▶ [PROBLEM DETAILS]
Every line of the material is to be repeated exactly as it stands.

▶ [RECORDS TO USE]
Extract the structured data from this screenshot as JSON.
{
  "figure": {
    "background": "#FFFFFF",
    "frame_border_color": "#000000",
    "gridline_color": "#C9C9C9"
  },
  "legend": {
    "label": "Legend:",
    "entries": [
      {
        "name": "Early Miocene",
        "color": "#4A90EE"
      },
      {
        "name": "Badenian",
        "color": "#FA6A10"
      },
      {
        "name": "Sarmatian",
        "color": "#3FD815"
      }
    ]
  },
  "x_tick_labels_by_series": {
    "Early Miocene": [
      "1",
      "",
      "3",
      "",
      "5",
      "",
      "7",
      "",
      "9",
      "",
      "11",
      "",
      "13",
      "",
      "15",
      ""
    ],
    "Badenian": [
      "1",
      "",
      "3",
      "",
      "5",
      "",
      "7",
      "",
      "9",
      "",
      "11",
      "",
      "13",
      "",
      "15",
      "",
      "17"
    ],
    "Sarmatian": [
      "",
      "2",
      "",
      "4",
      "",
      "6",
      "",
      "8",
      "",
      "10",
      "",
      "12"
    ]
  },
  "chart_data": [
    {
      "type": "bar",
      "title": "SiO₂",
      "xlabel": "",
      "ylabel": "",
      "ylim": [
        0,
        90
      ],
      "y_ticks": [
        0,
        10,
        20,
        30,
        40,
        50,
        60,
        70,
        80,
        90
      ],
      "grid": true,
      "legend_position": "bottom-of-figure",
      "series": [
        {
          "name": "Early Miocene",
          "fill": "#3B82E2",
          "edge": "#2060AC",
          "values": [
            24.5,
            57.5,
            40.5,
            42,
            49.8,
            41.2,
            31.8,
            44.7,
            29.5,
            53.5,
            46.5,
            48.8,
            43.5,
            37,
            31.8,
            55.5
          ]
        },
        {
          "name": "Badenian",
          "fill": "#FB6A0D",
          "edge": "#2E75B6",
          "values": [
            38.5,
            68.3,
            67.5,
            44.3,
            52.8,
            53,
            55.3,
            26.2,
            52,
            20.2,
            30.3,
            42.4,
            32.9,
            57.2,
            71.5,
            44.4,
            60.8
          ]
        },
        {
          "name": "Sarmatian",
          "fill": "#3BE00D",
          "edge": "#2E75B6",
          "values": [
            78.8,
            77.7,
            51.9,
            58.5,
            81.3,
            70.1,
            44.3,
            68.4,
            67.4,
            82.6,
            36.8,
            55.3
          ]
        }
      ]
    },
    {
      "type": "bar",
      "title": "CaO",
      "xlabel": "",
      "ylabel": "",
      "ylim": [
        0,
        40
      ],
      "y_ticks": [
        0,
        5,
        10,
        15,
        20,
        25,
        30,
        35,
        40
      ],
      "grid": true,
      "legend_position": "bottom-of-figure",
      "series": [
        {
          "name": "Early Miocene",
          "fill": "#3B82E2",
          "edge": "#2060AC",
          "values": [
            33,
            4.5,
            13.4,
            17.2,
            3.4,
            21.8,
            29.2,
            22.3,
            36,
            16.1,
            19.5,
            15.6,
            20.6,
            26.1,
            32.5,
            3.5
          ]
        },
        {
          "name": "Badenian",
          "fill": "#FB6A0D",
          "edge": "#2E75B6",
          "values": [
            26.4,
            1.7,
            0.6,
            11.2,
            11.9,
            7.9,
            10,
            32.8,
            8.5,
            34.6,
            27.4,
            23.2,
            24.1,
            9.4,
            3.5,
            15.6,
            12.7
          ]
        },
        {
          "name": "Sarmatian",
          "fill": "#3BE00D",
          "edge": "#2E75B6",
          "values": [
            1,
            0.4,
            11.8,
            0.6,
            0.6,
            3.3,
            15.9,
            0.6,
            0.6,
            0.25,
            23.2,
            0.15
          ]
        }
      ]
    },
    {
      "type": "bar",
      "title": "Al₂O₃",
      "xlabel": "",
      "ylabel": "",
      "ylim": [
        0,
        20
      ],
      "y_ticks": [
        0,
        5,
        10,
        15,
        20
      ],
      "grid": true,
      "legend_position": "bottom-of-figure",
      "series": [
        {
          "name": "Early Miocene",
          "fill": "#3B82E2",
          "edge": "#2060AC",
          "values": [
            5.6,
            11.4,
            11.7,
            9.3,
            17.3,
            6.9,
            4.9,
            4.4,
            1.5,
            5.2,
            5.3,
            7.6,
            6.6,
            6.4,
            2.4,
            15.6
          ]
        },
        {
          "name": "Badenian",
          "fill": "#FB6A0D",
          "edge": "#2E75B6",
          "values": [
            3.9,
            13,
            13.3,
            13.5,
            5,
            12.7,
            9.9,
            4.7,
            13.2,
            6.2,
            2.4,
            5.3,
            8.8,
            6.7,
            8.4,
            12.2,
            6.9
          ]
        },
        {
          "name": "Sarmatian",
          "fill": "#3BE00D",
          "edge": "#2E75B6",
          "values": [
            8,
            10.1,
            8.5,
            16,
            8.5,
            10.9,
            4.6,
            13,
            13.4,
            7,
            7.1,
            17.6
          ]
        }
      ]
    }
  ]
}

▶ [RESULT OF THE EXERCISE]
Extract the structured data from this screenshot as JSON.
{
  "figure": {
    "background": "#FFFFFF",
    "frame_border_color": "#000000",
    "gridline_color": "#C9C9C9"
  },
  "legend": {
    "label": "Legend:",
    "entries": [
      {
        "name": "Early Miocene",
        "color": "#4A90EE"
      },
      {
        "name": "Badenian",
        "color": "#FA6A10"
      },
      {
        "name": "Sarmatian",
        "color": "#3FD815"
      }
    ]
  },
  "x_tick_labels_by_series": {
    "Early Miocene": [
      "1",
      "",
      "3",
      "",
      "5",
      "",
      "7",
      "",
      "9",
      "",
      "11",
      "",
      "13",
      "",
      "15",
      ""
    ],
    "Badenian": [
      "1",
      "",
      "3",
      "",
      "5",
      "",
      "7",
      "",
      "9",
      "",
      "11",
      "",
      "13",
      "",
      "15",
      "",
      "17"
    ],
    "Sarmatian": [
      "",
      "2",
      "",
      "4",
      "",
      "6",
      "",
      "8",
      "",
      "10",
      "",
      "12"
    ]
  },
  "chart_data": [
    {
      "type": "bar",
      "title": "SiO₂",
      "xlabel": "",
      "ylabel": "",
      "ylim": [
        0,
        90
      ],
      "y_ticks": [
        0,
        10,
        20,
        30,
        40,
        50,
        60,
        70,
        80,
        90
      ],
      "grid": true,
      "legend_position": "bottom-of-figure",
      "series": [
        {
          "name": "Early Miocene",
          "fill": "#3B82E2",
          "edge": "#2060AC",
          "values": [
            24.5,
            57.5,
            40.5,
            42,
            49.8,
            41.2,
            31.8,
            44.7,
            29.5,
            53.5,
            46.5,
            48.8,
            43.5,
            37,
            31.8,
            55.5
          ]
        },
        {
          "name": "Badenian",
          "fill": "#FB6A0D",
          "edge": "#2E75B6",
          "values": [
            38.5,
            68.3,
            67.5,
            44.3,
            52.8,
            53,
            55.3,
            26.2,
            52,
            20.2,
            30.3,
            42.4,
            32.9,
            57.2,
            71.5,
            44.4,
            60.8
          ]
        },
        {
          "name": "Sarmatian",
          "fill": "#3BE00D",
          "edge": "#2E75B6",
          "values": [
            78.8,
            77.7,
            51.9,
            58.5,
            81.3,
            70.1,
            44.3,
            68.4,
            67.4,
            82.6,
            36.8,
            55.3
          ]
        }
      ]
    },
    {
      "type": "bar",
      "title": "CaO",
      "xlabel": "",
      "ylabel": "",
      "ylim": [
        0,
        40
      ],
      "y_ticks": [
        0,
        5,
        10,
        15,
        20,
        25,
        30,
        35,
        40
      ],
      "grid": true,
      "legend_position": "bottom-of-figure",
      "series": [
        {
          "name": "Early Miocene",
          "fill": "#3B82E2",
          "edge": "#2060AC",
          "values": [
            33,
            4.5,
            13.4,
            17.2,
            3.4,
            21.8,
            29.2,
            22.3,
            36,
            16.1,
            19.5,
            15.6,
            20.6,
            26.1,
            32.5,
            3.5
          ]
        },
        {
          "name": "Badenian",
          "fill": "#FB6A0D",
          "edge": "#2E75B6",
          "values": [
            26.4,
            1.7,
            0.6,
            11.2,
            11.9,
            7.9,
            10,
            32.8,
            8.5,
            34.6,
            27.4,
            23.2,
            24.1,
            9.4,
            3.5,
            15.6,
            12.7
          ]
        },
        {
          "name": "Sarmatian",
          "fill": "#3BE00D",
          "edge": "#2E75B6",
          "values": [
            1,
            0.4,
            11.8,
            0.6,
            0.6,
            3.3,
            15.9,
            0.6,
            0.6,
            0.25,
            23.2,
            0.15
          ]
        }
      ]
    },
    {
      "type": "bar",
      "title": "Al₂O₃",
      "xlabel": "",
      "ylabel": "",
      "ylim": [
        0,
        20
      ],
      "y_ticks": [
        0,
        5,
        10,
        15,
        20
      ],
      "grid": true,
      "legend_position": "bottom-of-figure",
      "series": [
        {
          "name": "Early Miocene",
          "fill": "#3B82E2",
          "edge": "#2060AC",
          "values": [
            5.6,
            11.4,
            11.7,
            9.3,
            17.3,
            6.9,
            4.9,
            4.4,
            1.5,
            5.2,
            5.3,
            7.6,
            6.6,
            6.4,
            2.4,
            15.6
          ]
        },
        {
          "name": "Badenian",
          "fill": "#FB6A0D",
          "edge": "#2E75B6",
          "values": [
            3.9,
            13,
            13.3,
            13.5,
            5,
            12.7,
            9.9,
            4.7,
            13.2,
            6.2,
            2.4,
            5.3,
            8.8,
            6.7,
            8.4,
            12.2,
            6.9
          ]
        },
        {
          "name": "Sarmatian",
          "fill": "#3BE00D",
          "edge": "#2E75B6",
          "values": [
            8,
            10.1,
            8.5,
            16,
            8.5,
            10.9,
            4.6,
            13,
            13.4,
            7,
            7.1,
            17.6
          ]
        }
      ]
    }
  ]
}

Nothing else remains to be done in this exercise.